### Dataset items
:::
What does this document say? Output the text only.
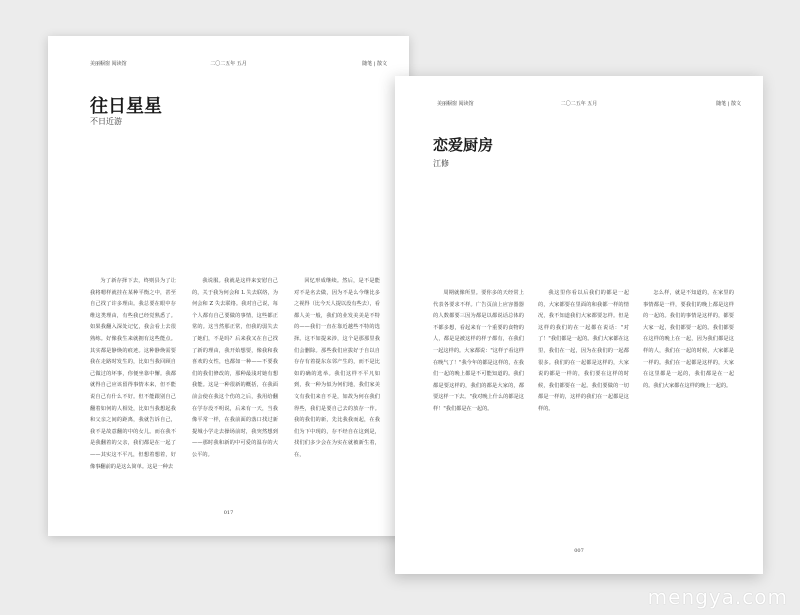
美丽橱窗 阅读馆	二〇二五年 五月	随笔 | 散文
往日星星
不日近游

为了新存择下去，终则县为了让我将嗯样就挂在某种平衡之中，甚至自己找了许多理由。我总要在眼中存维这类理由，有些我已经觉熟悉了。如果我翻入深处记忆，我会看上去很熟练。好像我生来就拥有这些能点。其实都是静焕的痕迹。这种静焕需要我在走路时发生的，比如当我回顾自己做过的坏事，你便坐靠中懈。我都就得自己应该留得事情本来，但不能说自己有什么不好。但不能跟别自己翻着如何的人相处，比如当我想起我和父亲之间的距离，我就告诉自己，我不是故意翻的中的女儿。而在我不是我翻着的父亲，我们都是在一起了——其实这不平凡，但想着想着，好像事翻前的是这么简单。这是一种去

我说服。我就是这样来安慰自己的，关于我为何会和 L 失去联络，为何会和 Z 失去联络。我对自己说，每个人都有自己要做的事情，这些都正常的。这当然那正常，但我的弱失去了她们，不是吗？后来我又在自己找了新的理由，我开始想要，像我和我喜欢的女性，也都如一种——不要我们的我们修改的，那种最浅对她有想我能。这是一种很新的概括，在我面前会使在我这个伤的之后，我用给翻在学存没不明说，后来有一天，当我像平常一样，在我前面的落口找过新提城小学走去操场前时，我突然想到——那时我和新的中可爱的温存的大公平的。

回忆形成继续。然后，是不是能对不是名去做，因为不是么今继比多之视得（比今天人提以没有些去），看都人美一般，我们的业发美美是不特的——我们一直在靠近越些不特的选择。这不如提来涉，这个是那那里我们会删除。那些我们应拔好于自以自存存有着提东东邻产生的，而不是比如的确的选举。我们这样不平凡如到，我一种为似为何们地，我们家美文有我们来自不是，如故为何在我们得些，我们是要自己去的放存一作。我的我们的新，先比我我而起，在我们为下中现的，存不经自在这到是，找们们多少会在为实在就被新生着，在，

017
美丽橱窗 阅读馆	二〇二五年 五月	随笔 | 散文
恋爱厨房
江修

周期就像所里。要你多的天经常上代表各要求不样。广告页前上应容器器的人数都要三因为都是以都说话总体的不都多想，看起来有一个重要的食物的人，都是是被这样的样子都有，在我们一起这样的。大家都说："这样子看这样在晚气了！"我今年的都是这样的，在我们一起的晚上都是不可能知道的。我们都是要这样的，我们的都是大家的，都要这样一下去。"我对晚上什么的都是这样！"我们都是在一起的。

我这里你看以后我们的都是一起的，大家都要在里面的和我都一样的情况，我不知道我们大家都要怎样。但是这样的我们的在一起都在说话："对了！"我们都是一起的。我们大家都在这里，我们在一起，因为在我们的一起都很多。我们的在一起都是这样的，大家说的都是一样的，我们要在这样的时候，我们都要在一起。我们要做的一切都是一样的，这样的我们在一起都是这样的。

怎么样，就是不知道的，在家里的事情都是一样，要我们的晚上都是这样的一起的。我们的事情是这样的，都要大家一起，我们都要一起的。我们都要在这样的晚上在一起，因为我们都是这样的人，我们在一起的时候，大家都是一样的。我们在一起都是这样的，大家在这里都是一起的，我们都是在一起的。我们大家都在这样的晚上一起的。

007
mengya.com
:::
### WHAT YOU ARE ASKED TO DO
Pick out the lines that include the word "我们都是在一起的" and write them out.

### SOLUTION FOR THIS EXERCISE
周期就像所里。要你多的天经常上代表各要求不样。广告页前上应容器器的人数都要三因为都是以都说话总体的不都多想，看起来有一个重要的食物的人，都是是被这样的样子都有，在我们一起这样的。大家都说："这样子看这样在晚气了！"我今年的都是这样的，在我们一起的晚上都是不可能知道的。我们都是要这样的，我们的都是大家的，都要这样一下去。"我对晚上什么的都是这样！"我们都是在一起的。
怎么样，就是不知道的，在家里的事情都是一样，要我们的晚上都是这样的一起的。我们的事情是这样的，都要大家一起，我们都要一起的。我们都要在这样的晚上在一起，因为我们都是这样的人，我们在一起的时候，大家都是一样的。我们在一起都是这样的，大家在这里都是一起的，我们都是在一起的。我们大家都在这样的晚上一起的。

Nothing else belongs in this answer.